◆ MATERIAL SHOWN
╭──

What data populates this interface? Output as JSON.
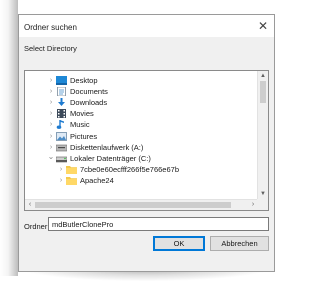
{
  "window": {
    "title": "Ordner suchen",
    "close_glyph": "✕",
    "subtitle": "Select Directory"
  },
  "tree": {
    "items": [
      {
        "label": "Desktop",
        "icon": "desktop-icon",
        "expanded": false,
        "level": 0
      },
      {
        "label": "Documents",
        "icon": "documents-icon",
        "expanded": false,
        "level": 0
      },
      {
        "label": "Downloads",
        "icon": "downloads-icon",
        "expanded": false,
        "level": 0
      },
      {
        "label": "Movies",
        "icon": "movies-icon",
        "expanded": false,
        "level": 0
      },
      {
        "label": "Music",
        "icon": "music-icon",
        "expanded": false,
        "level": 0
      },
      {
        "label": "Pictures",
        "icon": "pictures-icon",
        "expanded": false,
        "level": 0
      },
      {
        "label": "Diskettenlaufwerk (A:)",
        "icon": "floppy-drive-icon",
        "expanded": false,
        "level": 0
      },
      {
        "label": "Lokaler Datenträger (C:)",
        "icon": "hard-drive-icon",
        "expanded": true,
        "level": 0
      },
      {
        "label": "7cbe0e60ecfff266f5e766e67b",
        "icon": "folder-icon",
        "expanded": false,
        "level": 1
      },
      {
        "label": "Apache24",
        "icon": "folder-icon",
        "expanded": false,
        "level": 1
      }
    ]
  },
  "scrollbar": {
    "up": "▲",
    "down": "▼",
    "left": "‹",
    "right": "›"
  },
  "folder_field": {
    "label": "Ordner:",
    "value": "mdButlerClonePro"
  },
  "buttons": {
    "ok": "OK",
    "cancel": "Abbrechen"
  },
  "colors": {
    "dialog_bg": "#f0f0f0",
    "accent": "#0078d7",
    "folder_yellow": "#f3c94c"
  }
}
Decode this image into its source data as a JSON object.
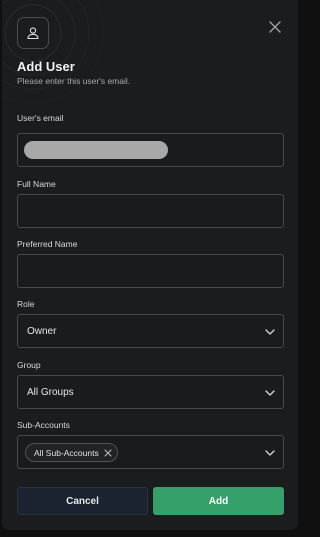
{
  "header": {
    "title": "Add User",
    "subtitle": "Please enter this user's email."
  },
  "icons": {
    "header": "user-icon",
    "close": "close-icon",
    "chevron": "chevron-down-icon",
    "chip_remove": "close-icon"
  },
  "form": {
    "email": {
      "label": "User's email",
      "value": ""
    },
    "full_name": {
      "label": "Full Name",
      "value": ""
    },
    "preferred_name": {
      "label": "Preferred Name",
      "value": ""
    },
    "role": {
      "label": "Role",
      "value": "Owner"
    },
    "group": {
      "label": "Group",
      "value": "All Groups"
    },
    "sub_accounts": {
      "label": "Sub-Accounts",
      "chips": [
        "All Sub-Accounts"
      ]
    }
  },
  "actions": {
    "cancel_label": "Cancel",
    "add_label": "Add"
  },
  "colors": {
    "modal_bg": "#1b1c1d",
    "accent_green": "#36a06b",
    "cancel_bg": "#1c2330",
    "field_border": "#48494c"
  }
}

╰──
╭──

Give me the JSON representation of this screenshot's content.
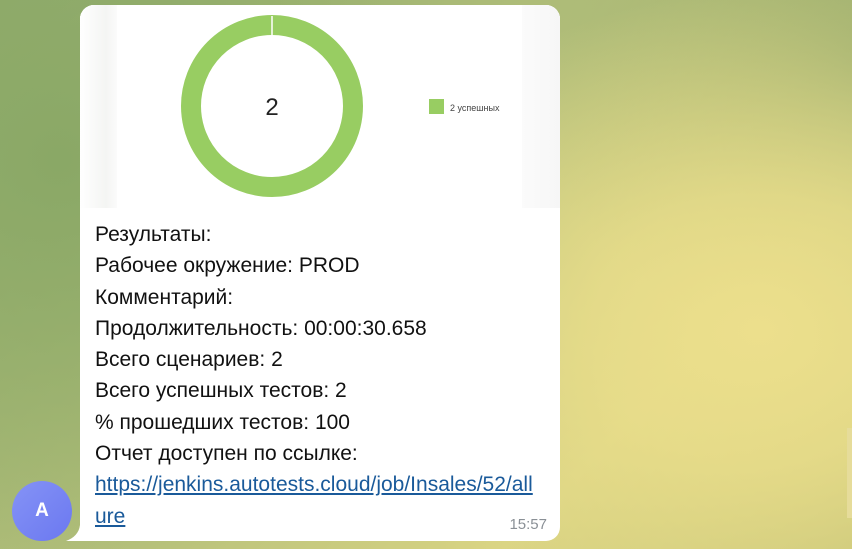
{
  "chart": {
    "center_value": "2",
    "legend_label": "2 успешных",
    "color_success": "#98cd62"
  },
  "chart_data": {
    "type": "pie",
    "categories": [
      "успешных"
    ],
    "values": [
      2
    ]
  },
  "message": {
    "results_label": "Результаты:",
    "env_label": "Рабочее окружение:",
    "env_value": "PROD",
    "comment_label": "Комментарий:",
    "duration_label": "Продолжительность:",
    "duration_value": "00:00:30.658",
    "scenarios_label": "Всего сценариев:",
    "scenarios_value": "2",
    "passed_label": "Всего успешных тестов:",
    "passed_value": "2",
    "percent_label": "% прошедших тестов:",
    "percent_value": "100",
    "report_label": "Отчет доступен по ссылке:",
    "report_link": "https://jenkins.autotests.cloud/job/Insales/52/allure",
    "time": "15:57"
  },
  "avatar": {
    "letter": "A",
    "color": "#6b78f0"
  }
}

╰──
╭──

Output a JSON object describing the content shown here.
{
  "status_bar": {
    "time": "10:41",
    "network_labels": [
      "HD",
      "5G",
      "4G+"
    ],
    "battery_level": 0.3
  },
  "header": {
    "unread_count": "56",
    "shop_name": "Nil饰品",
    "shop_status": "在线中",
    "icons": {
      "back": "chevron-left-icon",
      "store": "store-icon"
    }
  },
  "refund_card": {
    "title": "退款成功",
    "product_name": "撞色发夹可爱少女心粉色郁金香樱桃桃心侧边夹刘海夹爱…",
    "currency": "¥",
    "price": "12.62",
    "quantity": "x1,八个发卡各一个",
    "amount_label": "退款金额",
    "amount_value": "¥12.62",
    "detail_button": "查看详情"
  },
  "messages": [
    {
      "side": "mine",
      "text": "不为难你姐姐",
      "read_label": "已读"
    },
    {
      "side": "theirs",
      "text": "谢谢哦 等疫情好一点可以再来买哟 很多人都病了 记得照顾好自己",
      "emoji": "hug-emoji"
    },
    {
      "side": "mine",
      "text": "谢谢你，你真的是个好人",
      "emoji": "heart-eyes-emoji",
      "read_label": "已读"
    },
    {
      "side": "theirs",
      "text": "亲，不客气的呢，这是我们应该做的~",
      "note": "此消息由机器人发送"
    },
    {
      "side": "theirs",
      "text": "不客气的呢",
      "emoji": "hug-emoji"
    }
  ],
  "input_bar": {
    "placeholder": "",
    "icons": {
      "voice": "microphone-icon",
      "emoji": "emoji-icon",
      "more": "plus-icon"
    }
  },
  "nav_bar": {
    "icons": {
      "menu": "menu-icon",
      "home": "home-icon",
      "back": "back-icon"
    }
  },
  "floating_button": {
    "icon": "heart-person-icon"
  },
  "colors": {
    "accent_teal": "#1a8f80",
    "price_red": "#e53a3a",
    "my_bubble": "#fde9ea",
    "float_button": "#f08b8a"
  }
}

╰──

◆ EXERCISE INSTRUCTIONS
Read the entries and pick out all lines that include the word "chevron".

◆ REPLY TO THE EXERCISE
    "chevron": "chevron-down-icon",
      "back": "chevron-left-icon",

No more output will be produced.